◆ Problem statement
Show every line in the records below that contains the word "Pilih".

◆ Dataset

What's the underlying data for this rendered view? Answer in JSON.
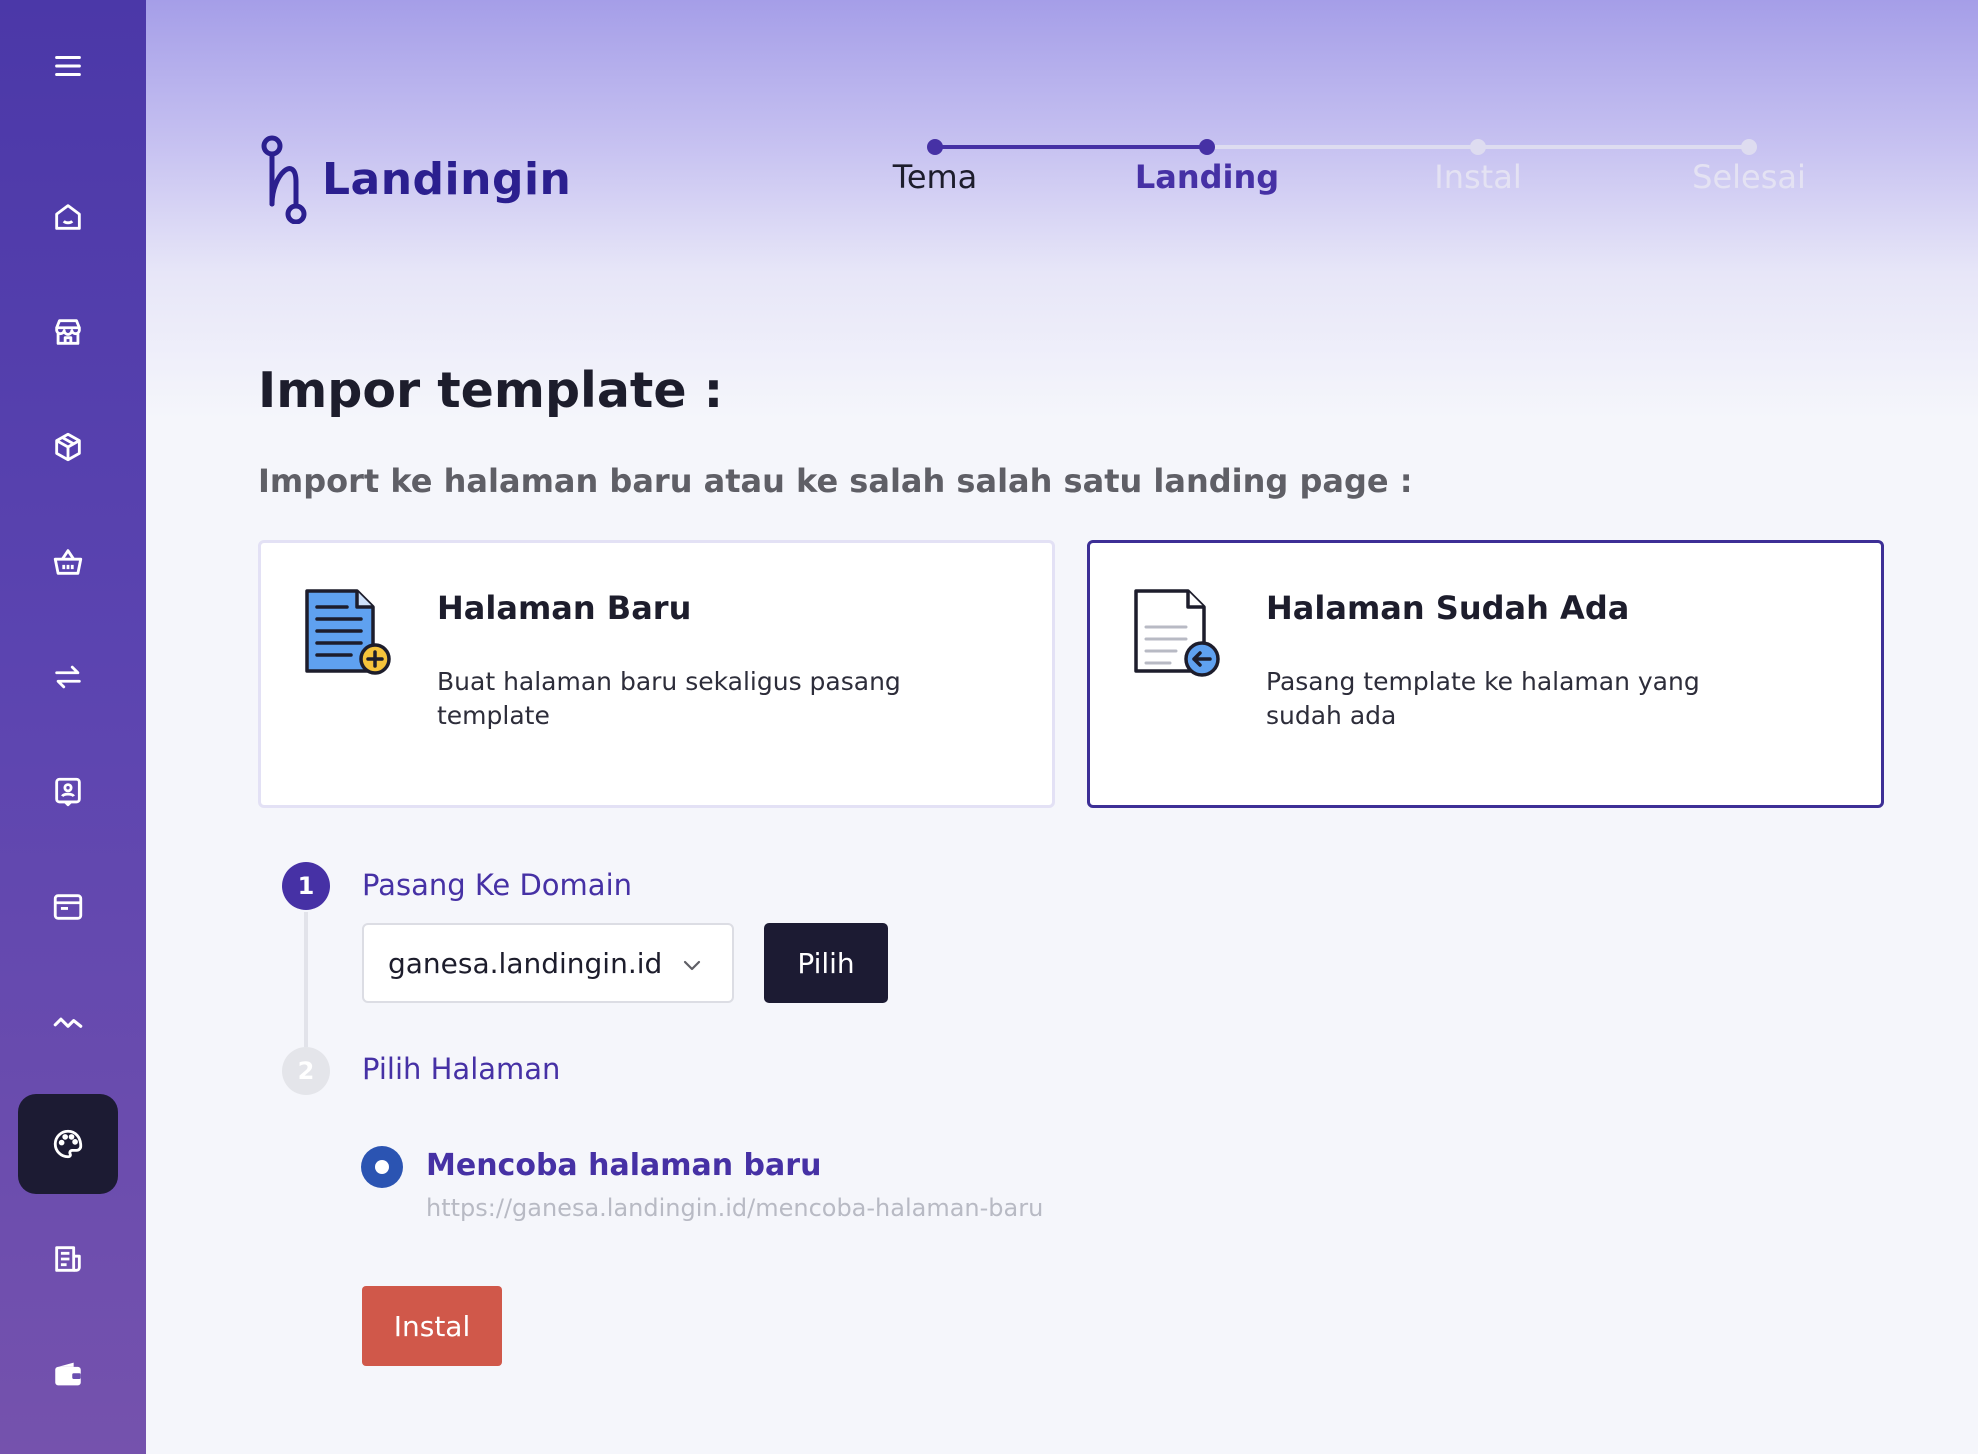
{
  "brand": {
    "name": "Landingin"
  },
  "stepper": {
    "steps": [
      {
        "label": "Tema",
        "state": "done"
      },
      {
        "label": "Landing",
        "state": "active"
      },
      {
        "label": "Instal",
        "state": "pending"
      },
      {
        "label": "Selesai",
        "state": "pending"
      }
    ]
  },
  "sidebar": {
    "items": [
      {
        "icon": "menu-icon"
      },
      {
        "icon": "home-icon"
      },
      {
        "icon": "store-icon"
      },
      {
        "icon": "box-icon"
      },
      {
        "icon": "basket-icon"
      },
      {
        "icon": "transfer-icon"
      },
      {
        "icon": "contact-icon"
      },
      {
        "icon": "browser-icon"
      },
      {
        "icon": "analytics-icon"
      },
      {
        "icon": "palette-icon",
        "active": true
      },
      {
        "icon": "report-icon"
      },
      {
        "icon": "wallet-icon"
      }
    ]
  },
  "page": {
    "title": "Impor template :",
    "subtitle": "Import ke halaman baru atau ke salah salah satu landing page :"
  },
  "cards": [
    {
      "title": "Halaman Baru",
      "desc": "Buat halaman baru sekaligus pasang template",
      "icon": "new-document-icon",
      "selected": false
    },
    {
      "title": "Halaman Sudah Ada",
      "desc": "Pasang template ke halaman yang sudah ada",
      "icon": "existing-document-icon",
      "selected": true
    }
  ],
  "steps_section": {
    "step1": {
      "number": "1",
      "label": "Pasang Ke Domain"
    },
    "step2": {
      "number": "2",
      "label": "Pilih Halaman"
    },
    "domain_select": {
      "value": "ganesa.landingin.id"
    },
    "choose_button": "Pilih",
    "page_option": {
      "title": "Mencoba halaman baru",
      "url": "https://ganesa.landingin.id/mencoba-halaman-baru"
    },
    "install_button": "Instal"
  },
  "colors": {
    "primary": "#4631a5",
    "dark": "#1c1b33",
    "danger": "#d0584a"
  }
}
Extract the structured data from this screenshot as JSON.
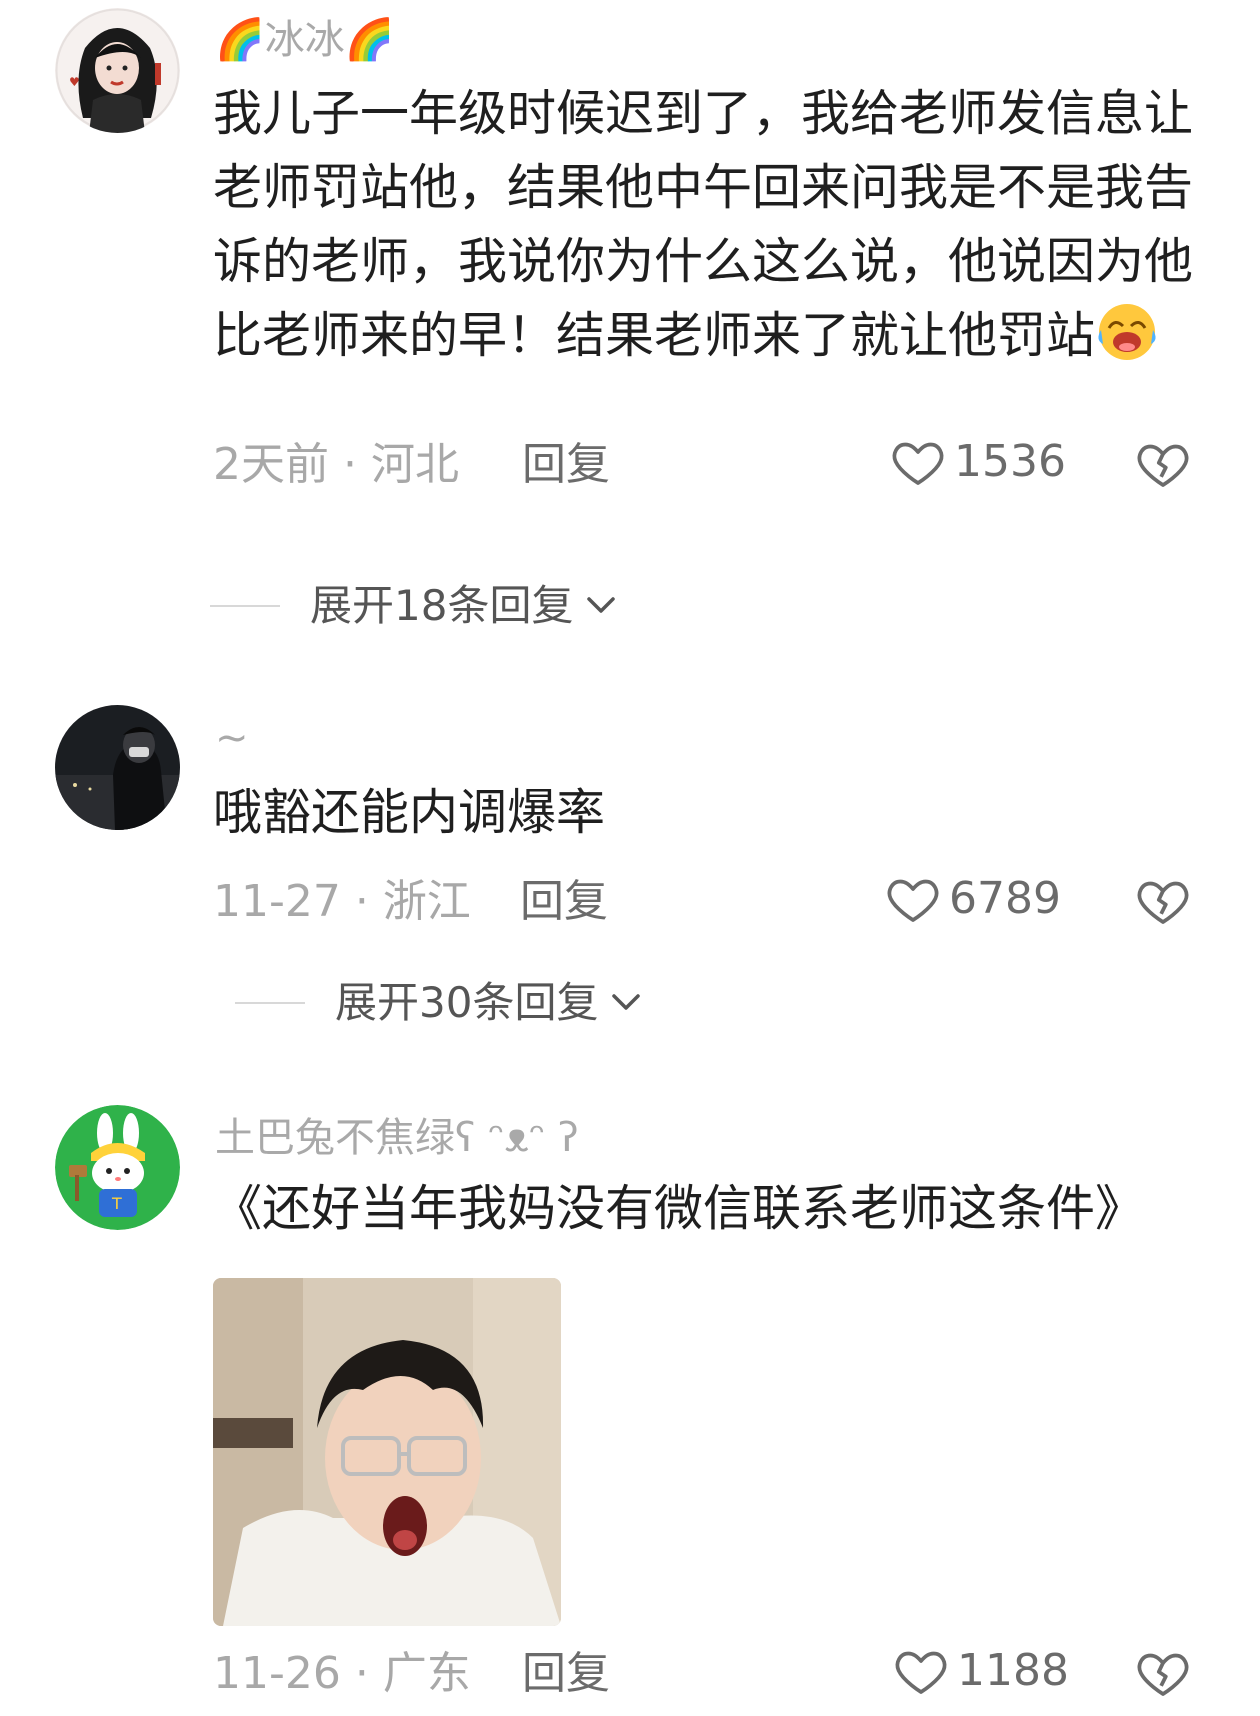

◆ The answer
      "label": "Pilih Halaman"
    "choose_button": "Pilih",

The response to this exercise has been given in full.